▶ **THE EXERCISE**
The records should be repeated word for word, pictures excluded.

▶ **GIVEN INFORMATION**
<<<<

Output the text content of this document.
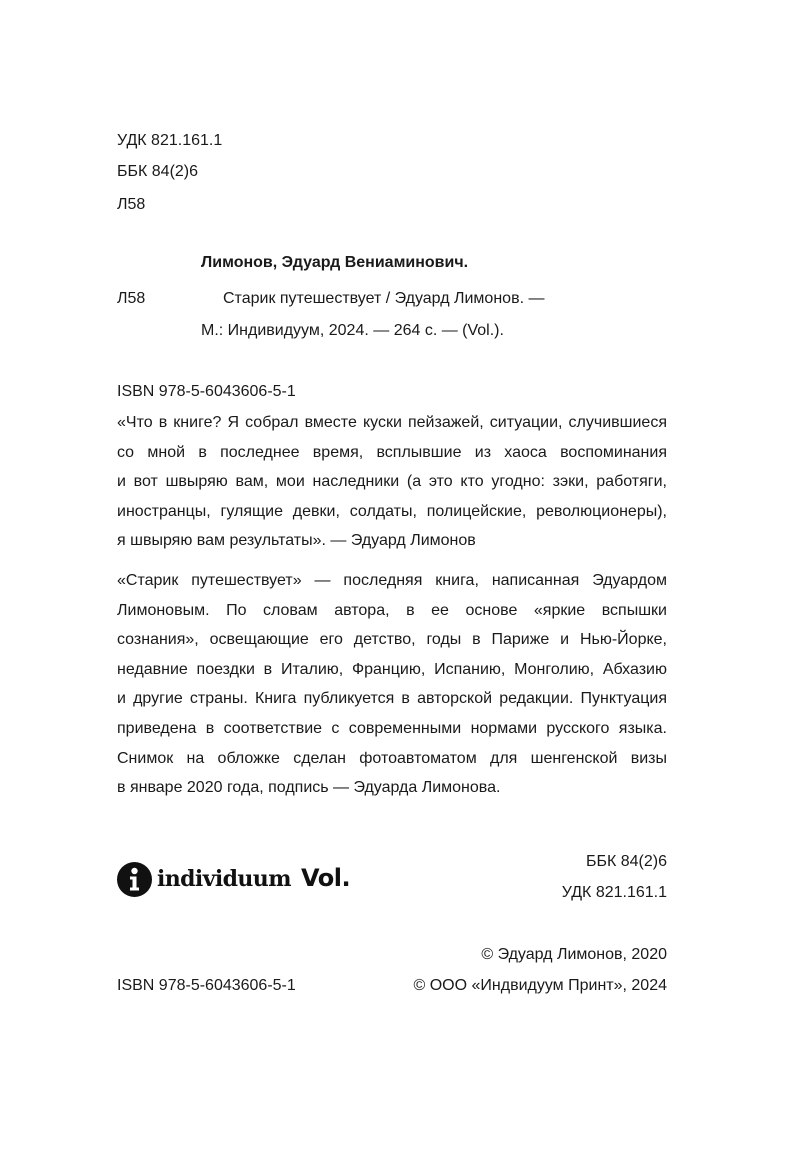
УДК 821.161.1
ББК 84(2)6
Л58
Лимонов, Эдуард Вениаминович.
Л58	Старик путешествует / Эдуард Лимонов. —
М.: Индивидуум, 2024. — 264 с. — (Vol.).
ISBN 978-5-6043606-5-1
«Что в книге? Я собрал вместе куски пейзажей, ситуации, случившиеся
со мной в последнее время, всплывшие из хаоса воспоминания
и вот швыряю вам, мои наследники (а это кто угодно: зэки, работяги,
иностранцы, гулящие девки, солдаты, полицейские, революционеры),
я швыряю вам результаты». — Эдуард Лимонов
«Старик путешествует» — последняя книга, написанная Эдуардом
Лимоновым. По словам автора, в ее основе «яркие вспышки
сознания», освещающие его детство, годы в Париже и Нью-Йорке,
недавние поездки в Италию, Францию, Испанию, Монголию, Абхазию
и другие страны. Книга публикуется в авторской редакции. Пунктуация
приведена в соответствие с современными нормами русского языка.
Снимок на обложке сделан фотоавтоматом для шенгенской визы
в январе 2020 года, подпись — Эдуарда Лимонова.
individuum Vol.
ББК 84(2)6
УДК 821.161.1
© Эдуард Лимонов, 2020
ISBN 978-5-6043606-5-1	© ООО «Индвидуум Принт», 2024
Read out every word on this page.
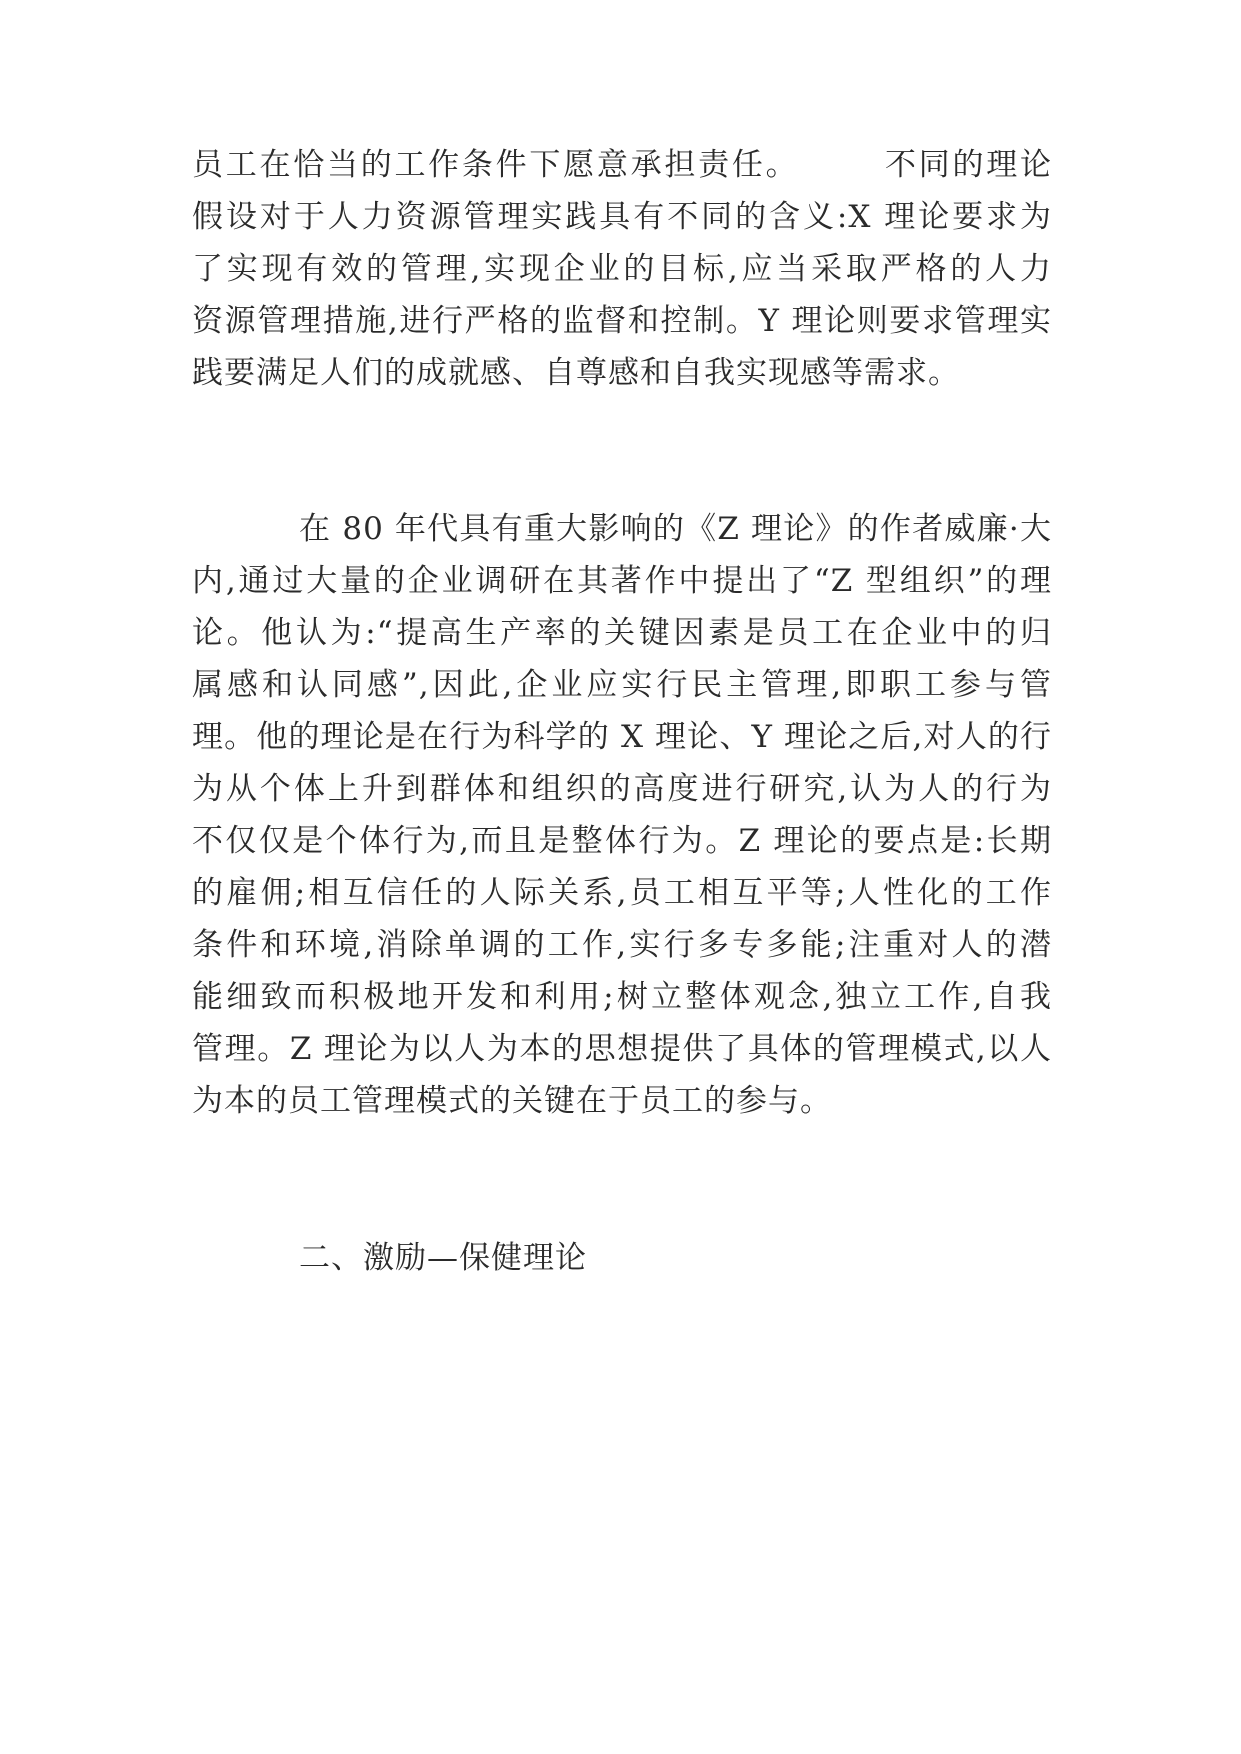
员工在恰当的工作条件下愿意承担责任。　　　不同的理论
假设对于人力资源管理实践具有不同的含义:X 理论要求为
了实现有效的管理,实现企业的目标,应当采取严格的人力
资源管理措施,进行严格的监督和控制。Y 理论则要求管理实
践要满足人们的成就感、自尊感和自我实现感等需求。
在 80 年代具有重大影响的《Z 理论》的作者威廉·大
内,通过大量的企业调研在其著作中提出了“Z 型组织”的理
论。他认为:“提高生产率的关键因素是员工在企业中的归
属感和认同感”,因此,企业应实行民主管理,即职工参与管
理。他的理论是在行为科学的 X 理论、Y 理论之后,对人的行
为从个体上升到群体和组织的高度进行研究,认为人的行为
不仅仅是个体行为,而且是整体行为。Z 理论的要点是:长期
的雇佣;相互信任的人际关系,员工相互平等;人性化的工作
条件和环境,消除单调的工作,实行多专多能;注重对人的潜
能细致而积极地开发和利用;树立整体观念,独立工作,自我
管理。Z 理论为以人为本的思想提供了具体的管理模式,以人
为本的员工管理模式的关键在于员工的参与。
二、激励—保健理论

>>>>

▶ **WRITTEN RESPONSE**
Output the text content of this document.
УДК 821.161.1
ББК 84(2)6
Л58
Лимонов, Эдуард Вениаминович.
Л58	Старик путешествует / Эдуард Лимонов. —
М.: Индивидуум, 2024. — 264 с. — (Vol.).
ISBN 978-5-6043606-5-1
«Что в книге? Я собрал вместе куски пейзажей, ситуации, случившиеся
со мной в последнее время, всплывшие из хаоса воспоминания
и вот швыряю вам, мои наследники (а это кто угодно: зэки, работяги,
иностранцы, гулящие девки, солдаты, полицейские, революционеры),
я швыряю вам результаты». — Эдуард Лимонов
«Старик путешествует» — последняя книга, написанная Эдуардом
Лимоновым. По словам автора, в ее основе «яркие вспышки
сознания», освещающие его детство, годы в Париже и Нью-Йорке,
недавние поездки в Италию, Францию, Испанию, Монголию, Абхазию
и другие страны. Книга публикуется в авторской редакции. Пунктуация
приведена в соответствие с современными нормами русского языка.
Снимок на обложке сделан фотоавтоматом для шенгенской визы
в январе 2020 года, подпись — Эдуарда Лимонова.
individuum Vol.
ББК 84(2)6
УДК 821.161.1
© Эдуард Лимонов, 2020
ISBN 978-5-6043606-5-1	© ООО «Индвидуум Принт», 2024
Read out every word on this page.
员工在恰当的工作条件下愿意承担责任。　　　不同的理论
假设对于人力资源管理实践具有不同的含义:X 理论要求为
了实现有效的管理,实现企业的目标,应当采取严格的人力
资源管理措施,进行严格的监督和控制。Y 理论则要求管理实
践要满足人们的成就感、自尊感和自我实现感等需求。
在 80 年代具有重大影响的《Z 理论》的作者威廉·大
内,通过大量的企业调研在其著作中提出了“Z 型组织”的理
论。他认为:“提高生产率的关键因素是员工在企业中的归
属感和认同感”,因此,企业应实行民主管理,即职工参与管
理。他的理论是在行为科学的 X 理论、Y 理论之后,对人的行
为从个体上升到群体和组织的高度进行研究,认为人的行为
不仅仅是个体行为,而且是整体行为。Z 理论的要点是:长期
的雇佣;相互信任的人际关系,员工相互平等;人性化的工作
条件和环境,消除单调的工作,实行多专多能;注重对人的潜
能细致而积极地开发和利用;树立整体观念,独立工作,自我
管理。Z 理论为以人为本的思想提供了具体的管理模式,以人
为本的员工管理模式的关键在于员工的参与。
二、激励—保健理论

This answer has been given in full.